** START OF Task material **

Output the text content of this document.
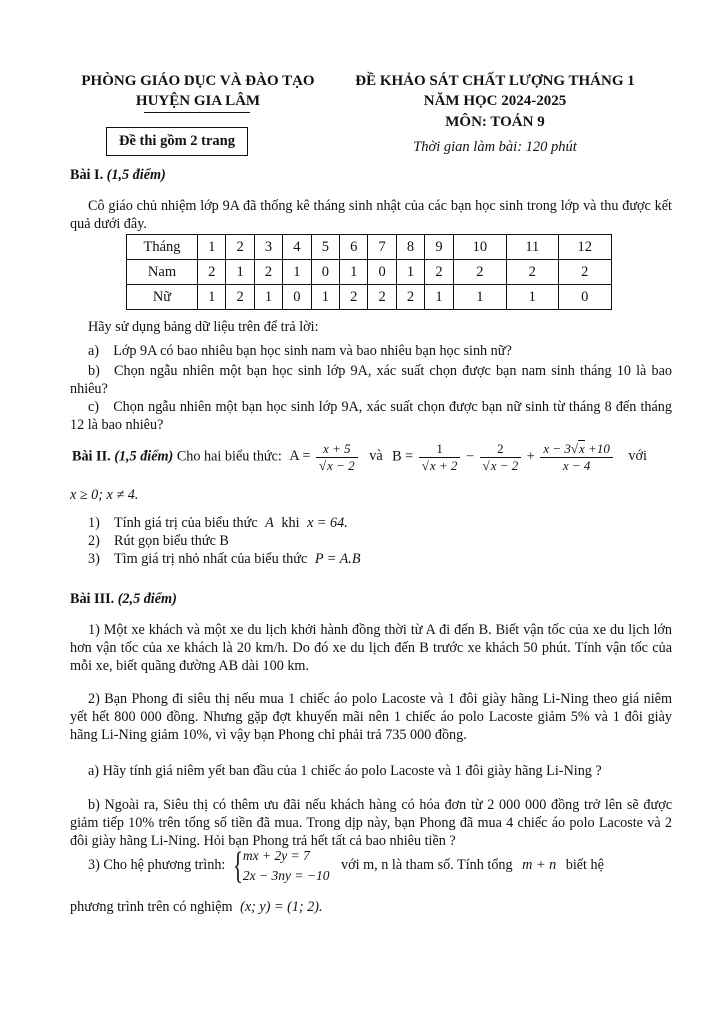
PHÒNG GIÁO DỤC VÀ ĐÀO TẠO
HUYỆN GIA LÂM
Đề thi gồm 2 trang
ĐỀ KHẢO SÁT CHẤT LƯỢNG THÁNG 1
NĂM HỌC 2024-2025
MÔN: TOÁN 9
Thời gian làm bài: 120 phút
Bài I. (1,5 điểm)

Cô giáo chủ nhiệm lớp 9A đã thống kê tháng sinh nhật của các bạn học sinh trong lớp và thu được kết quả dưới đây.

Tháng	1	2	3	4	5	6	7	8	9	10	11	12
Nam	2	1	2	1	0	1	0	1	2	2	2	2
Nữ	1	2	1	0	1	2	2	2	1	1	1	0

Hãy sử dụng bảng dữ liệu trên để trả lời:

a) Lớp 9A có bao nhiêu bạn học sinh nam và bao nhiêu bạn học sinh nữ?

b) Chọn ngẫu nhiên một bạn học sinh lớp 9A, xác suất chọn được bạn nam sinh tháng 10 là bao nhiêu?

c) Chọn ngẫu nhiên một bạn học sinh lớp 9A, xác suất chọn được bạn nữ sinh từ tháng 8 đến tháng 12 là bao nhiêu?

Bài II. (1,5 điểm) Cho hai biểu thức: $A = \frac{x + 5}{√x - 2}$ và $B = \frac{1}{√x + 2} - \frac{2}{√x - 2} + \frac{x - 3√x +10}{x - 4}$ với
x ≥ 0; x ≠ 4.
1) Tính giá trị của biểu thức A khi x = 64.
2) Rút gọn biểu thức B
3) Tìm giá trị nhỏ nhất của biểu thức P = A.B
Bài III. (2,5 điểm)

1) Một xe khách và một xe du lịch khởi hành đồng thời từ A đi đến B. Biết vận tốc của xe du lịch lớn hơn vận tốc của xe khách là 20 km/h. Do đó xe du lịch đến B trước xe khách 50 phút. Tính vận tốc của mỗi xe, biết quãng đường AB dài 100 km.

2) Bạn Phong đi siêu thị nếu mua 1 chiếc áo polo Lacoste và 1 đôi giày hãng Li-Ning theo giá niêm yết hết 800 000 đồng. Nhưng gặp đợt khuyến mãi nên 1 chiếc áo polo Lacoste giảm 5% và 1 đôi giày hãng Li-Ning giảm 10%, vì vậy bạn Phong chỉ phải trả 735 000 đồng.

a) Hãy tính giá niêm yết ban đầu của 1 chiếc áo polo Lacoste và 1 đôi giày hãng Li-Ning ?

b) Ngoài ra, Siêu thị có thêm ưu đãi nếu khách hàng có hóa đơn từ 2 000 000 đồng trở lên sẽ được giảm tiếp 10% trên tổng số tiền đã mua. Trong dịp này, bạn Phong đã mua 4 chiếc áo polo Lacoste và 2 đôi giày hãng Li-Ning. Hỏi bạn Phong trả hết tất cả bao nhiêu tiền ?

3) Cho hệ phương trình: { mx + 2y = 7
2x − 3ny = −10
với m, n là tham số. Tính tổng m + n biết hệ
phương trình trên có nghiệm (x; y) = (1; 2).
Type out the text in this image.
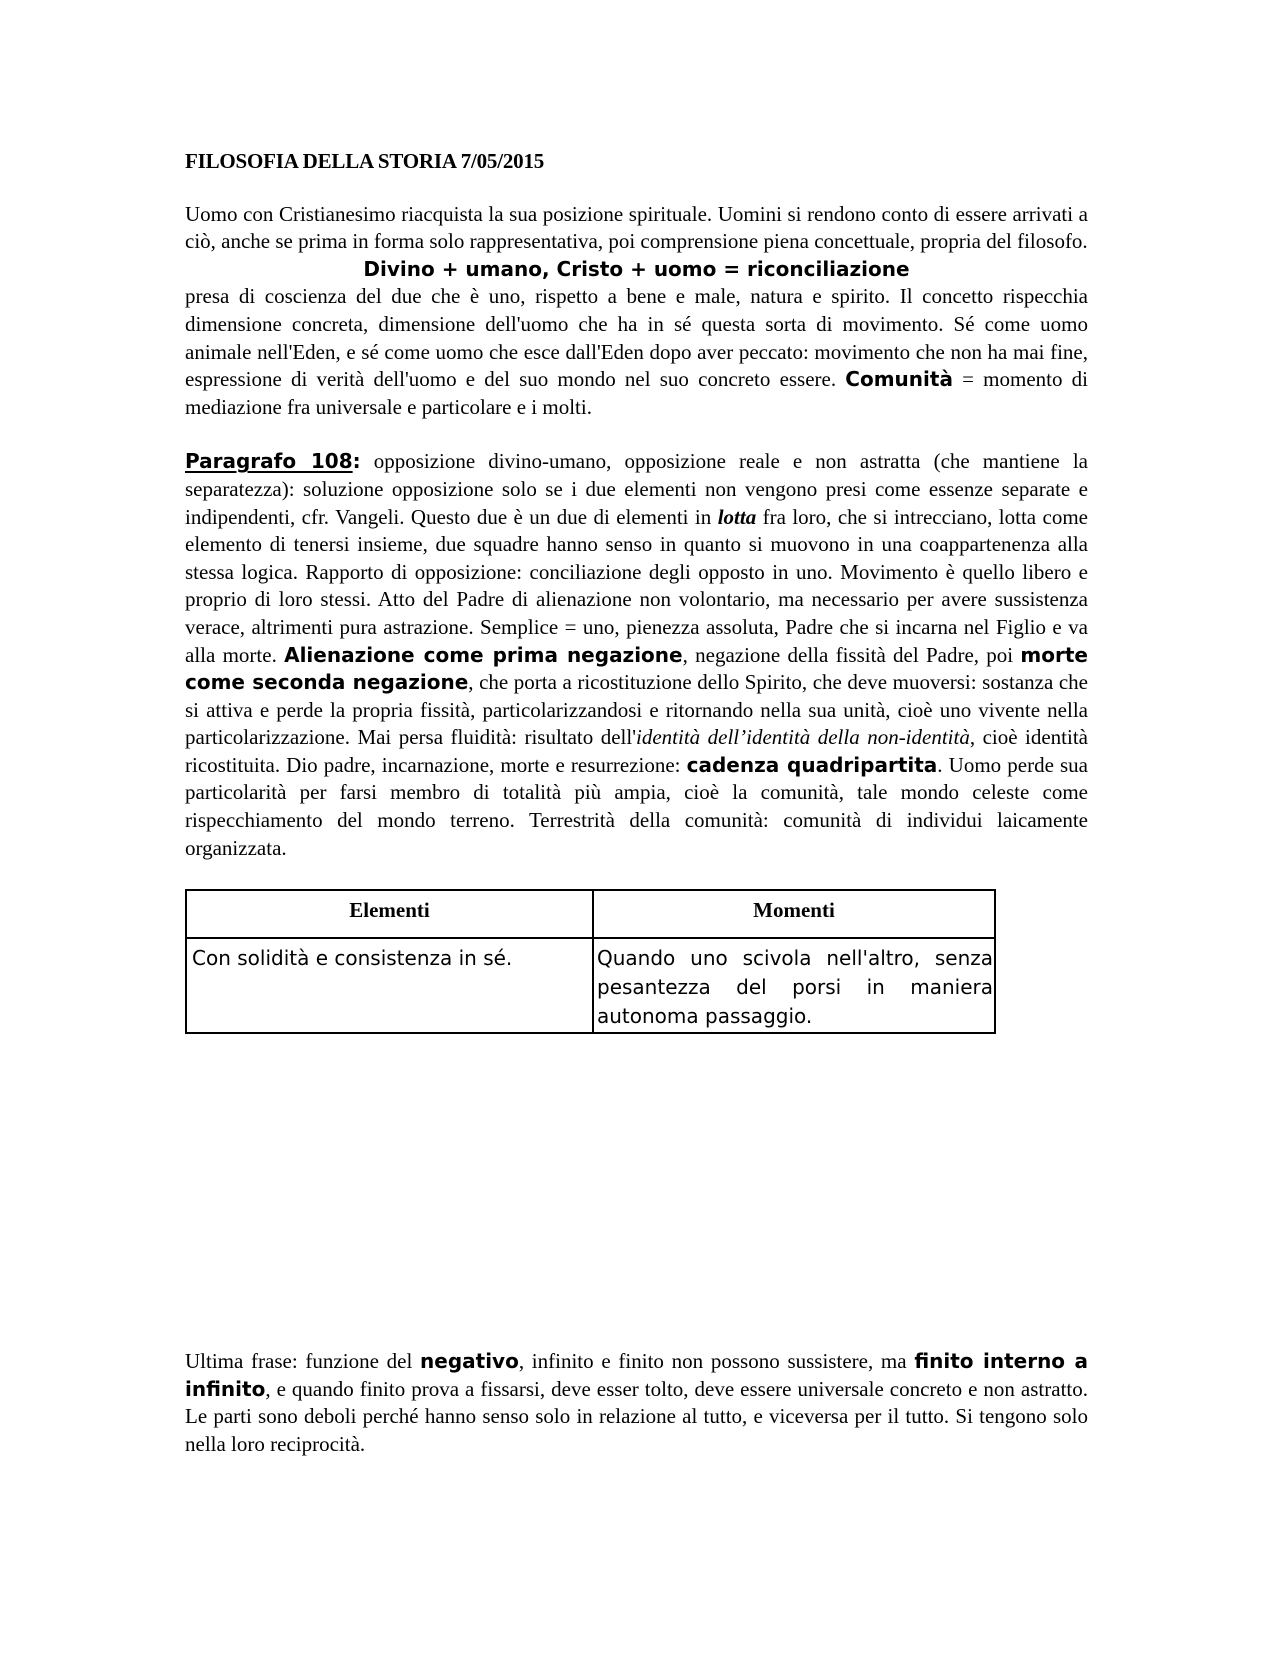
FILOSOFIA DELLA STORIA 7/05/2015

Uomo con Cristianesimo riacquista la sua posizione spirituale. Uomini si rendono conto di essere arrivati a ciò, anche se prima in forma solo rappresentativa, poi comprensione piena concettuale, propria del filosofo.

Divino + umano, Cristo + uomo = riconciliazione

presa di coscienza del due che è uno, rispetto a bene e male, natura e spirito. Il concetto rispecchia dimensione concreta, dimensione dell'uomo che ha in sé questa sorta di movimento. Sé come uomo animale nell'Eden, e sé come uomo che esce dall'Eden dopo aver peccato: movimento che non ha mai fine, espressione di verità dell'uomo e del suo mondo nel suo concreto essere. Comunità = momento di mediazione fra universale e particolare e i molti.

Paragrafo 108: opposizione divino-umano, opposizione reale e non astratta (che mantiene la separatezza): soluzione opposizione solo se i due elementi non vengono presi come essenze separate e indipendenti, cfr. Vangeli. Questo due è un due di elementi in lotta fra loro, che si intrecciano, lotta come elemento di tenersi insieme, due squadre hanno senso in quanto si muovono in una coappartenenza alla stessa logica. Rapporto di opposizione: conciliazione degli opposto in uno. Movimento è quello libero e proprio di loro stessi. Atto del Padre di alienazione non volontario, ma necessario per avere sussistenza verace, altrimenti pura astrazione. Semplice = uno, pienezza assoluta, Padre che si incarna nel Figlio e va alla morte. Alienazione come prima negazione, negazione della fissità del Padre, poi morte come seconda negazione, che porta a ricostituzione dello Spirito, che deve muoversi: sostanza che si attiva e perde la propria fissità, particolarizzandosi e ritornando nella sua unità, cioè uno vivente nella particolarizzazione. Mai persa fluidità: risultato dell'identità dell’identità della non-identità, cioè identità ricostituita. Dio padre, incarnazione, morte e resurrezione: cadenza quadripartita. Uomo perde sua particolarità per farsi membro di totalità più ampia, cioè la comunità, tale mondo celeste come rispecchiamento del mondo terreno. Terrestrità della comunità: comunità di individui laicamente organizzata.

Elementi	Momenti
Con solidità e consistenza in sé.	Quando uno scivola nell'altro, senza pesantezza del porsi in maniera autonoma passaggio.

Ultima frase: funzione del negativo, infinito e finito non possono sussistere, ma finito interno a infinito, e quando finito prova a fissarsi, deve esser tolto, deve essere universale concreto e non astratto. Le parti sono deboli perché hanno senso solo in relazione al tutto, e viceversa per il tutto. Si tengono solo nella loro reciprocità.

** END OF Task material **

■ Task to carry out ■
Retype every entry verbatim and exclude the pictures from the copy.

■ Solution to this problem ■
Output the text content of this document.
PHÒNG GIÁO DỤC VÀ ĐÀO TẠO
HUYỆN GIA LÂM
Đề thi gồm 2 trang
ĐỀ KHẢO SÁT CHẤT LƯỢNG THÁNG 1
NĂM HỌC 2024-2025
MÔN: TOÁN 9
Thời gian làm bài: 120 phút
Bài I. (1,5 điểm)

Cô giáo chủ nhiệm lớp 9A đã thống kê tháng sinh nhật của các bạn học sinh trong lớp và thu được kết quả dưới đây.

Tháng	1	2	3	4	5	6	7	8	9	10	11	12
Nam	2	1	2	1	0	1	0	1	2	2	2	2
Nữ	1	2	1	0	1	2	2	2	1	1	1	0

Hãy sử dụng bảng dữ liệu trên để trả lời:

a) Lớp 9A có bao nhiêu bạn học sinh nam và bao nhiêu bạn học sinh nữ?

b) Chọn ngẫu nhiên một bạn học sinh lớp 9A, xác suất chọn được bạn nam sinh tháng 10 là bao nhiêu?

c) Chọn ngẫu nhiên một bạn học sinh lớp 9A, xác suất chọn được bạn nữ sinh từ tháng 8 đến tháng 12 là bao nhiêu?

Bài II. (1,5 điểm) Cho hai biểu thức: $A = \frac{x + 5}{√x - 2}$ và $B = \frac{1}{√x + 2} - \frac{2}{√x - 2} + \frac{x - 3√x +10}{x - 4}$ với
x ≥ 0; x ≠ 4.
1) Tính giá trị của biểu thức A khi x = 64.
2) Rút gọn biểu thức B
3) Tìm giá trị nhỏ nhất của biểu thức P = A.B
Bài III. (2,5 điểm)

1) Một xe khách và một xe du lịch khởi hành đồng thời từ A đi đến B. Biết vận tốc của xe du lịch lớn hơn vận tốc của xe khách là 20 km/h. Do đó xe du lịch đến B trước xe khách 50 phút. Tính vận tốc của mỗi xe, biết quãng đường AB dài 100 km.

2) Bạn Phong đi siêu thị nếu mua 1 chiếc áo polo Lacoste và 1 đôi giày hãng Li-Ning theo giá niêm yết hết 800 000 đồng. Nhưng gặp đợt khuyến mãi nên 1 chiếc áo polo Lacoste giảm 5% và 1 đôi giày hãng Li-Ning giảm 10%, vì vậy bạn Phong chỉ phải trả 735 000 đồng.

a) Hãy tính giá niêm yết ban đầu của 1 chiếc áo polo Lacoste và 1 đôi giày hãng Li-Ning ?

b) Ngoài ra, Siêu thị có thêm ưu đãi nếu khách hàng có hóa đơn từ 2 000 000 đồng trở lên sẽ được giảm tiếp 10% trên tổng số tiền đã mua. Trong dịp này, bạn Phong đã mua 4 chiếc áo polo Lacoste và 2 đôi giày hãng Li-Ning. Hỏi bạn Phong trả hết tất cả bao nhiêu tiền ?

3) Cho hệ phương trình: { mx + 2y = 7
2x − 3ny = −10
với m, n là tham số. Tính tổng m + n biết hệ
phương trình trên có nghiệm (x; y) = (1; 2).
Type out the text in this image.
FILOSOFIA DELLA STORIA 7/05/2015

Uomo con Cristianesimo riacquista la sua posizione spirituale. Uomini si rendono conto di essere arrivati a ciò, anche se prima in forma solo rappresentativa, poi comprensione piena concettuale, propria del filosofo.

Divino + umano, Cristo + uomo = riconciliazione

presa di coscienza del due che è uno, rispetto a bene e male, natura e spirito. Il concetto rispecchia dimensione concreta, dimensione dell'uomo che ha in sé questa sorta di movimento. Sé come uomo animale nell'Eden, e sé come uomo che esce dall'Eden dopo aver peccato: movimento che non ha mai fine, espressione di verità dell'uomo e del suo mondo nel suo concreto essere. Comunità = momento di mediazione fra universale e particolare e i molti.

Paragrafo 108: opposizione divino-umano, opposizione reale e non astratta (che mantiene la separatezza): soluzione opposizione solo se i due elementi non vengono presi come essenze separate e indipendenti, cfr. Vangeli. Questo due è un due di elementi in lotta fra loro, che si intrecciano, lotta come elemento di tenersi insieme, due squadre hanno senso in quanto si muovono in una coappartenenza alla stessa logica. Rapporto di opposizione: conciliazione degli opposto in uno. Movimento è quello libero e proprio di loro stessi. Atto del Padre di alienazione non volontario, ma necessario per avere sussistenza verace, altrimenti pura astrazione. Semplice = uno, pienezza assoluta, Padre che si incarna nel Figlio e va alla morte. Alienazione come prima negazione, negazione della fissità del Padre, poi morte come seconda negazione, che porta a ricostituzione dello Spirito, che deve muoversi: sostanza che si attiva e perde la propria fissità, particolarizzandosi e ritornando nella sua unità, cioè uno vivente nella particolarizzazione. Mai persa fluidità: risultato dell'identità dell’identità della non-identità, cioè identità ricostituita. Dio padre, incarnazione, morte e resurrezione: cadenza quadripartita. Uomo perde sua particolarità per farsi membro di totalità più ampia, cioè la comunità, tale mondo celeste come rispecchiamento del mondo terreno. Terrestrità della comunità: comunità di individui laicamente organizzata.

Elementi	Momenti
Con solidità e consistenza in sé.	Quando uno scivola nell'altro, senza pesantezza del porsi in maniera autonoma passaggio.

Ultima frase: funzione del negativo, infinito e finito non possono sussistere, ma finito interno a infinito, e quando finito prova a fissarsi, deve esser tolto, deve essere universale concreto e non astratto. Le parti sono deboli perché hanno senso solo in relazione al tutto, e viceversa per il tutto. Si tengono solo nella loro reciprocità.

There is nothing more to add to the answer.